> What the task asks
Within these entries, which lines include the string "resistencia"? Copy each one.

────────────────────────────────────────

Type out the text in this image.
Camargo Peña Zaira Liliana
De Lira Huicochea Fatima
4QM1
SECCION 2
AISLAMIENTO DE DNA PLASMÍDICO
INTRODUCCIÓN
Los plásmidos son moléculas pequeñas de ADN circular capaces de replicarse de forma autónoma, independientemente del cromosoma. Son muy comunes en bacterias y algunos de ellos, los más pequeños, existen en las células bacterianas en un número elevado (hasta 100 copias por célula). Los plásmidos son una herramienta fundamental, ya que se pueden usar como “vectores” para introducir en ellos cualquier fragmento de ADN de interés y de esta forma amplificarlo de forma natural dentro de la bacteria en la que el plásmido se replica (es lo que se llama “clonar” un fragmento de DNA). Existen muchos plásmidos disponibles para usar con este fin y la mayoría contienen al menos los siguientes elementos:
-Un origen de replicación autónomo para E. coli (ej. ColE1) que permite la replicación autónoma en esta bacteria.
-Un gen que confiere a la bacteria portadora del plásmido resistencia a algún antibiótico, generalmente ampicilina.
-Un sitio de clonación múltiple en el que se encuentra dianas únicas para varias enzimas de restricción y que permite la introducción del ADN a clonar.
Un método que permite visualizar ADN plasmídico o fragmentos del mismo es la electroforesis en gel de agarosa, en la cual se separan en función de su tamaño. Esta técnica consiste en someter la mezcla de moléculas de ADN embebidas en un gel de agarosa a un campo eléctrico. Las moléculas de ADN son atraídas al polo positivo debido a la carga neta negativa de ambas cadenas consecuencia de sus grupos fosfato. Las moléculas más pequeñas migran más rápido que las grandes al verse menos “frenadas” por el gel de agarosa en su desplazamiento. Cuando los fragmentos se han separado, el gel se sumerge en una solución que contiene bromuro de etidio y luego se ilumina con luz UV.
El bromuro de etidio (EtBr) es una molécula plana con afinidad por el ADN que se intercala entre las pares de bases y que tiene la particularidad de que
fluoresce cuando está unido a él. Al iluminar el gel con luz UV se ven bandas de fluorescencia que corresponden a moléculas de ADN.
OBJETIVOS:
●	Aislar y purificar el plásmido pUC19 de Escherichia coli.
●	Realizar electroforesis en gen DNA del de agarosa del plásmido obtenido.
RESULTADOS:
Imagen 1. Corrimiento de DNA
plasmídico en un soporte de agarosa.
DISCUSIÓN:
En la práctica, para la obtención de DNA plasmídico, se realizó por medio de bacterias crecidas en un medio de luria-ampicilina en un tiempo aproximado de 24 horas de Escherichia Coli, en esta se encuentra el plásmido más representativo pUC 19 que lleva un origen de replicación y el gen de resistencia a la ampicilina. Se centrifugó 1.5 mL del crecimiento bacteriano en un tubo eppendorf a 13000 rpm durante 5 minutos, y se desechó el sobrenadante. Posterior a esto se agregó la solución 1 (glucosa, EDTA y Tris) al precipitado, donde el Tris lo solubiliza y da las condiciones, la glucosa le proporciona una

────────────────────────────────────────

> Result below
-Un gen que confiere a la bacteria portadora del plásmido resistencia a algún antibiótico, generalmente ampicilina.
En la práctica, para la obtención de DNA plasmídico, se realizó por medio de bacterias crecidas en un medio de luria-ampicilina en un tiempo aproximado de 24 horas de Escherichia Coli, en esta se encuentra el plásmido más representativo pUC 19 que lleva un origen de replicación y el gen de resistencia a la ampicilina. Se centrifugó 1.5 mL del crecimiento bacteriano en un tubo eppendorf a 13000 rpm durante 5 minutos, y se desechó el sobrenadante. Posterior a esto se agregó la solución 1 (glucosa, EDTA y Tris) al precipitado, donde el Tris lo solubiliza y da las condiciones, la glucosa le proporciona una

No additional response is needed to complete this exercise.